■ MATERIAL PROVIDED

• • •

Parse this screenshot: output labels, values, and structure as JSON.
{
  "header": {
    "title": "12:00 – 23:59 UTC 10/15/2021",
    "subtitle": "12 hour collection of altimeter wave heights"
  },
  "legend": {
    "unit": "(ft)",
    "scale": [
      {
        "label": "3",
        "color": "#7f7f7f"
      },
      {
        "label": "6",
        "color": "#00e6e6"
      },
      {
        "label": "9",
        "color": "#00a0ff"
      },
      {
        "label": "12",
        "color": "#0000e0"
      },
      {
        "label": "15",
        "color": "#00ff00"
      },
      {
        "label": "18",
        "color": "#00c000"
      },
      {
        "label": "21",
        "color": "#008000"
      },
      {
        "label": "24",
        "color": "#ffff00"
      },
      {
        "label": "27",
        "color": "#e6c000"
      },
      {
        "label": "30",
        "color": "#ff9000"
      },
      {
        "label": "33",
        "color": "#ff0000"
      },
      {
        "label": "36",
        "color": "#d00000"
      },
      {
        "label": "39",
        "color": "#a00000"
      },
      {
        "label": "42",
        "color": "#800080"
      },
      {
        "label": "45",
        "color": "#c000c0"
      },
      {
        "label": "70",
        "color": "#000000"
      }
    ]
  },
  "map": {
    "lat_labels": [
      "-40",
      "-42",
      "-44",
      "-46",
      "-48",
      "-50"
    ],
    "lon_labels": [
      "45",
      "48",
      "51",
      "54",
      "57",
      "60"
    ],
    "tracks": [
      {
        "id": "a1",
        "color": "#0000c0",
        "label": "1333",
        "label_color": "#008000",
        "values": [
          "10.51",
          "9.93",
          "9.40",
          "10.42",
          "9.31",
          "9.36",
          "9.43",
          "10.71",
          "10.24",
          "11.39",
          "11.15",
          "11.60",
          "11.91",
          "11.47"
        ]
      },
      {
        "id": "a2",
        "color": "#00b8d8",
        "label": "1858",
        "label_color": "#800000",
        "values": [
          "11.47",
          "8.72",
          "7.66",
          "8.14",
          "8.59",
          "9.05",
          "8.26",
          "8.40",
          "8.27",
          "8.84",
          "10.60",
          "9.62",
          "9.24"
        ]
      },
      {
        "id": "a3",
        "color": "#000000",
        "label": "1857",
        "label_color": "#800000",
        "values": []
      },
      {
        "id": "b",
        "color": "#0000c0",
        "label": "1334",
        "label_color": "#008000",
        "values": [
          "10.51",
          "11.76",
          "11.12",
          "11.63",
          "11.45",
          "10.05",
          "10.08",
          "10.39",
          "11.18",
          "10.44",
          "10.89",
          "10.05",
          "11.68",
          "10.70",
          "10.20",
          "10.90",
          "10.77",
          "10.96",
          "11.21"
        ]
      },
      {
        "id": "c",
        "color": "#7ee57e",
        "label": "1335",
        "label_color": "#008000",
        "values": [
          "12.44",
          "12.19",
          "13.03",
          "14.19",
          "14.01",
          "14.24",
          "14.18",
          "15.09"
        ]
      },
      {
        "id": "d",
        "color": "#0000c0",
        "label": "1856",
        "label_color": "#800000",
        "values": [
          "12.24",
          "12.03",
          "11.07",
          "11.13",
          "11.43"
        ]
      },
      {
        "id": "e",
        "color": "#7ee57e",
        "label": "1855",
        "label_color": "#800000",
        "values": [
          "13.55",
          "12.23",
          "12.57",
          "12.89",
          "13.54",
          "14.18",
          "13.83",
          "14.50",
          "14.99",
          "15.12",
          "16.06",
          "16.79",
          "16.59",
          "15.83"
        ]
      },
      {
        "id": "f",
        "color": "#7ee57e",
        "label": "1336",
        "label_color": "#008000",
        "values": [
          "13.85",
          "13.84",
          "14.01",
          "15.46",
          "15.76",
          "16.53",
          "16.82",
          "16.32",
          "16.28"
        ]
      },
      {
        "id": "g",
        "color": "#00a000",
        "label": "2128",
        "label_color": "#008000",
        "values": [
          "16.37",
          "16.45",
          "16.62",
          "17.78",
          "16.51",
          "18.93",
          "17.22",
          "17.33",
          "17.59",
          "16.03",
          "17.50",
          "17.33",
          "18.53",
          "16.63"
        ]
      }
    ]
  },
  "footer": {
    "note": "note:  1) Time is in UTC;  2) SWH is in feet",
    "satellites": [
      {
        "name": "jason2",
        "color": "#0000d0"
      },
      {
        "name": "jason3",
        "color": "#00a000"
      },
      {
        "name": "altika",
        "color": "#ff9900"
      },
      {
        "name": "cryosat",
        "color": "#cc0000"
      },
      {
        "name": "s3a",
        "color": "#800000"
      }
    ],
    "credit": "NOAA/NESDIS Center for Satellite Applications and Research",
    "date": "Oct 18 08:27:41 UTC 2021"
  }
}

• • •

■ WRITTEN PROBLEM
Show the lines of the material that contain the word "name".

■ WRITTEN RESPONSE
        "name": "jason2",
        "name": "jason3",
        "name": "altika",
        "name": "cryosat",
        "name": "s3a",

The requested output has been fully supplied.